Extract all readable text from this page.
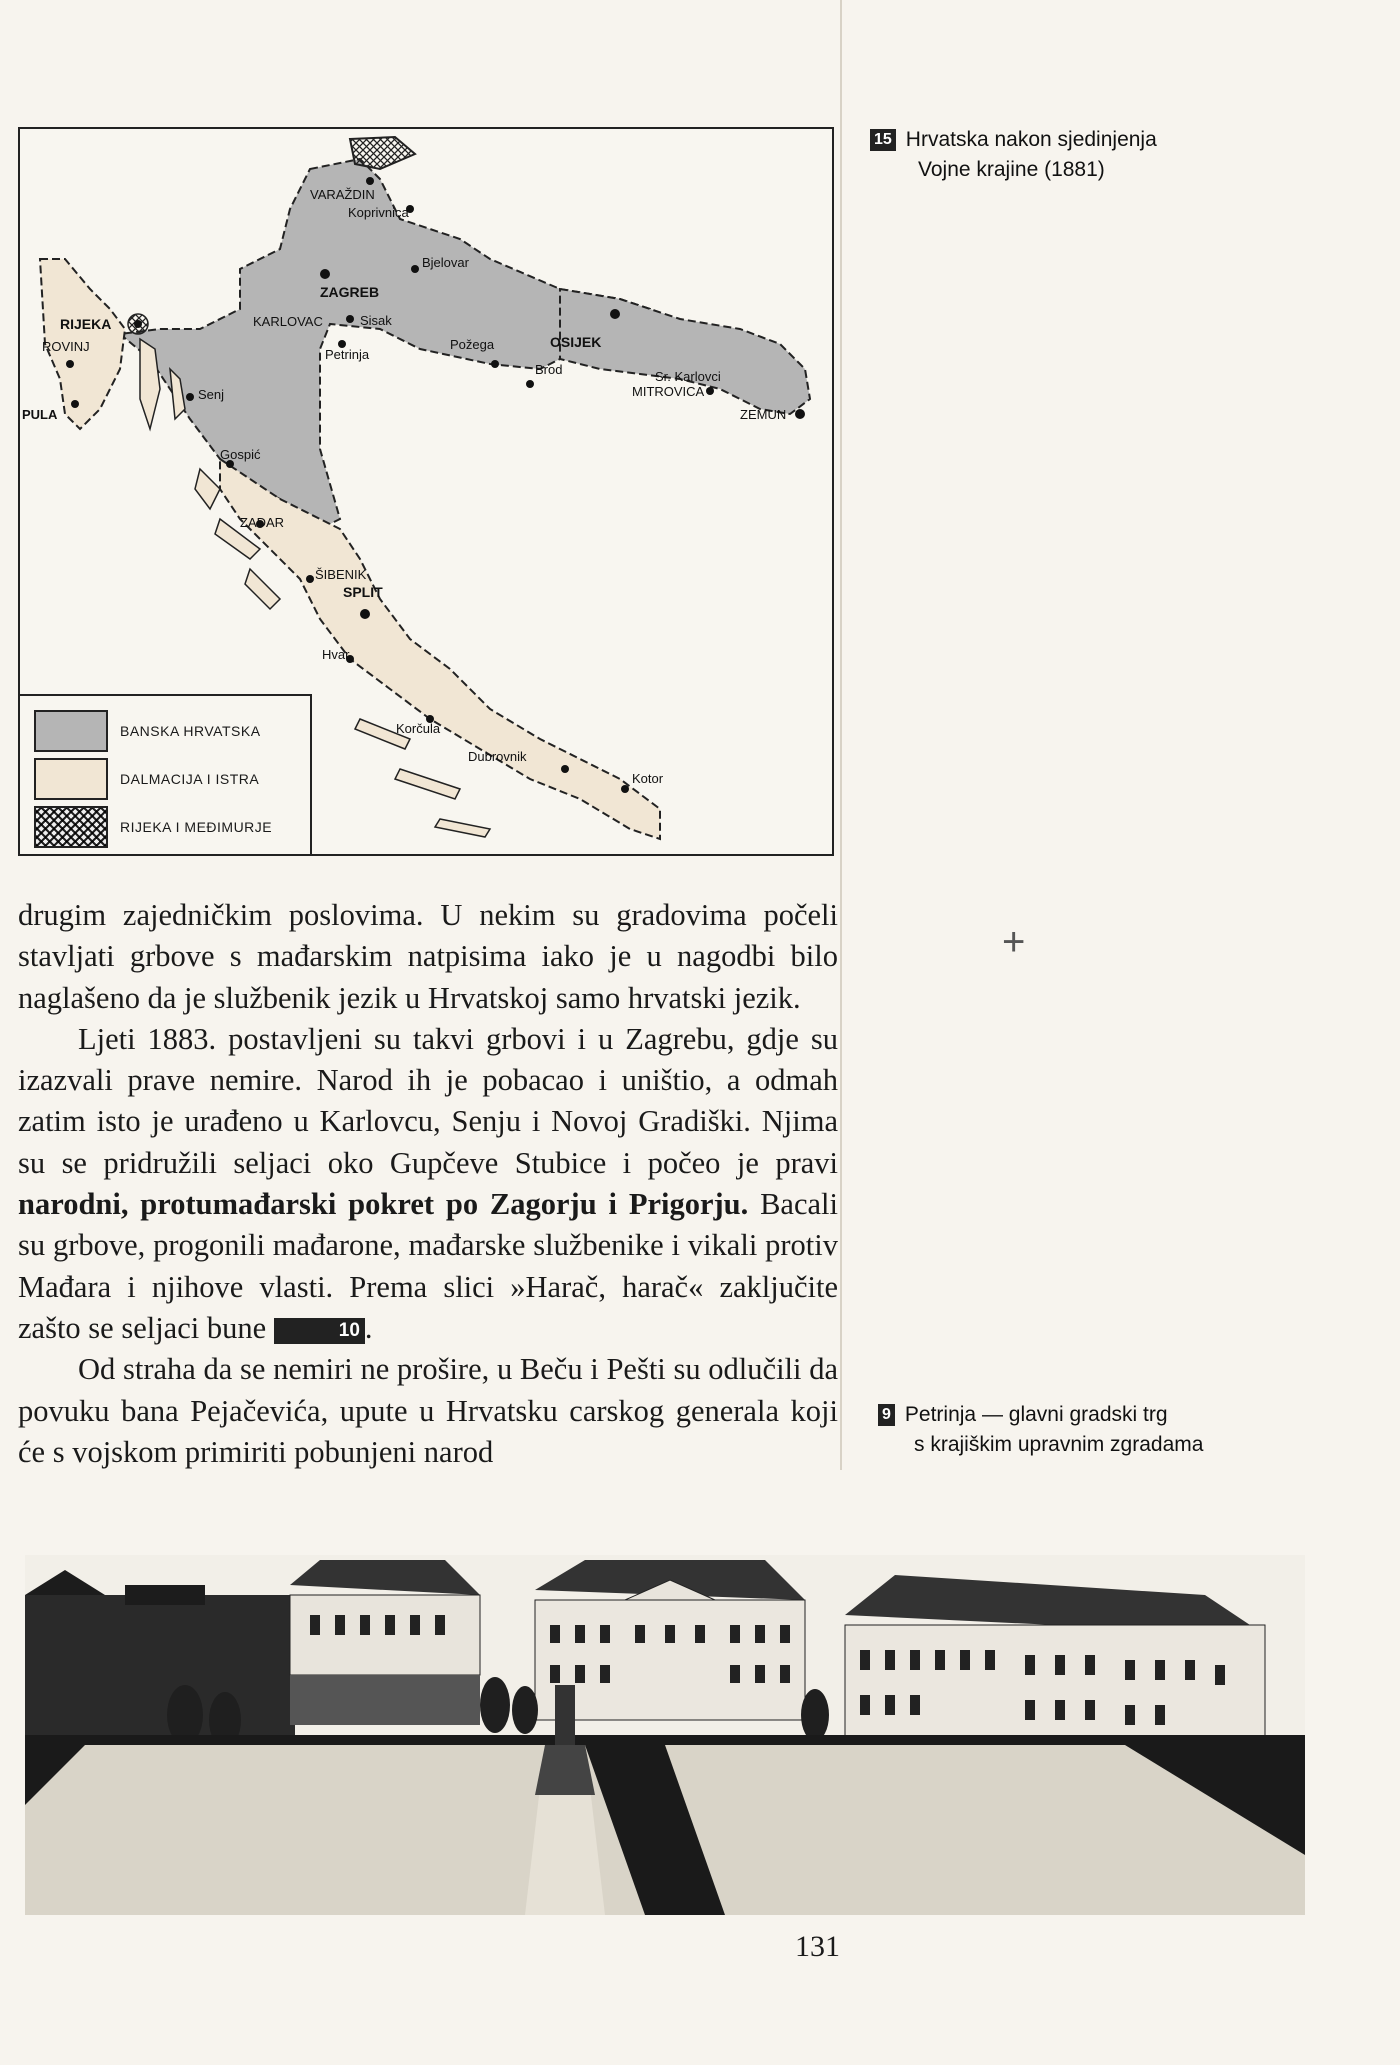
VARAŽDIN
Koprivnica
Bjelovar
ZAGREB
KARLOVAC	Sisak
Petrinja
Požega	OSIJEK
Brod	Sr. Karlovci
MITROVICA
ZEMUN
RIJEKA
ROVINJ
PULA
Senj
Gospić
ZADAR
ŠIBENIK
SPLIT
Hvar
Korčula
Dubrovnik
Kotor
BANSKA HRVATSKA
DALMACIJA I ISTRA
RIJEKA I MEĐIMURJE
15 Hrvatska nakon sjedinjenja
Vojne krajine (1881)
+

drugim zajedničkim poslovima. U nekim su gradovima počeli stavljati grbove s mađarskim natpisima iako je u nagodbi bilo naglašeno da je službenik jezik u Hrvatskoj samo hrvatski jezik.

Ljeti 1883. postavljeni su takvi grbovi i u Zagrebu, gdje su izazvali prave nemire. Narod ih je pobacao i uništio, a odmah zatim isto je urađeno u Karlovcu, Senju i Novoj Gradiški. Njima su se pridružili seljaci oko Gupčeve Stubice i počeo je pravi narodni, protumađarski pokret po Zagorju i Prigorju. Bacali su grbove, progonili mađarone, mađarske službenike i vikali protiv Mađara i njihove vlasti. Prema slici »Harač, harač« zaključite zašto se seljaci bune	10 .

Od straha da se nemiri ne prošire, u Beču i Pešti su odlučili da povuku bana Pejačevića, upute u Hrvatsku carskog generala koji će s vojskom primiriti pobunjeni narod

9 Petrinja — glavni gradski trg
s krajiškim upravnim zgradama
131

══════════

### Problem to work on:
Report the number of lines in the listing where the string "Petrinja" appears, and nothing besides.

### Result:
2